What is needed:
Produce a word-for-word copy of the listing below without its pictures.

Available data:
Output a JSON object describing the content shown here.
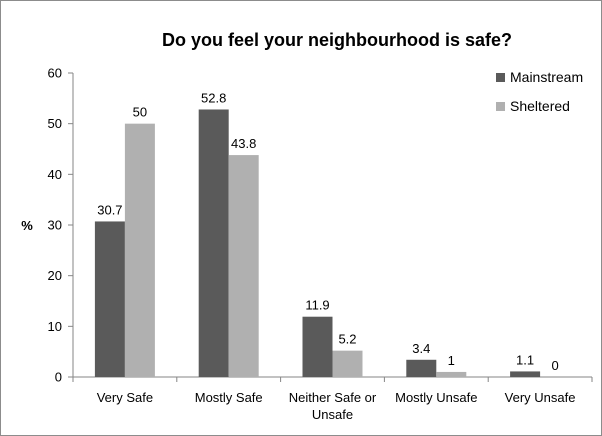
{
  "chart_data": {
    "type": "bar",
    "title": "Do you feel your neighbourhood is safe?",
    "ylabel": "%",
    "xlabel": "",
    "ylim": [
      0,
      60
    ],
    "yticks": [
      0,
      10,
      20,
      30,
      40,
      50,
      60
    ],
    "categories": [
      [
        "Very Safe"
      ],
      [
        "Mostly Safe"
      ],
      [
        "Neither Safe or",
        "Unsafe"
      ],
      [
        "Mostly Unsafe"
      ],
      [
        "Very Unsafe"
      ]
    ],
    "series": [
      {
        "name": "Mainstream",
        "color": "#5a5a5a",
        "values": [
          30.7,
          52.8,
          11.9,
          3.4,
          1.1
        ],
        "labels": [
          "30.7",
          "52.8",
          "11.9",
          "3.4",
          "1.1"
        ]
      },
      {
        "name": "Sheltered",
        "color": "#b0b0b0",
        "values": [
          50,
          43.8,
          5.2,
          1,
          0
        ],
        "labels": [
          "50",
          "43.8",
          "5.2",
          "1",
          "0"
        ]
      }
    ],
    "legend_position": "top-right",
    "grid": false
  }
}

Task result:
Output a JSON object describing the content shown here.
{
  "chart_data": {
    "type": "bar",
    "title": "Do you feel your neighbourhood is safe?",
    "ylabel": "%",
    "xlabel": "",
    "ylim": [
      0,
      60
    ],
    "yticks": [
      0,
      10,
      20,
      30,
      40,
      50,
      60
    ],
    "categories": [
      [
        "Very Safe"
      ],
      [
        "Mostly Safe"
      ],
      [
        "Neither Safe or",
        "Unsafe"
      ],
      [
        "Mostly Unsafe"
      ],
      [
        "Very Unsafe"
      ]
    ],
    "series": [
      {
        "name": "Mainstream",
        "color": "#5a5a5a",
        "values": [
          30.7,
          52.8,
          11.9,
          3.4,
          1.1
        ],
        "labels": [
          "30.7",
          "52.8",
          "11.9",
          "3.4",
          "1.1"
        ]
      },
      {
        "name": "Sheltered",
        "color": "#b0b0b0",
        "values": [
          50,
          43.8,
          5.2,
          1,
          0
        ],
        "labels": [
          "50",
          "43.8",
          "5.2",
          "1",
          "0"
        ]
      }
    ],
    "legend_position": "top-right",
    "grid": false
  }
}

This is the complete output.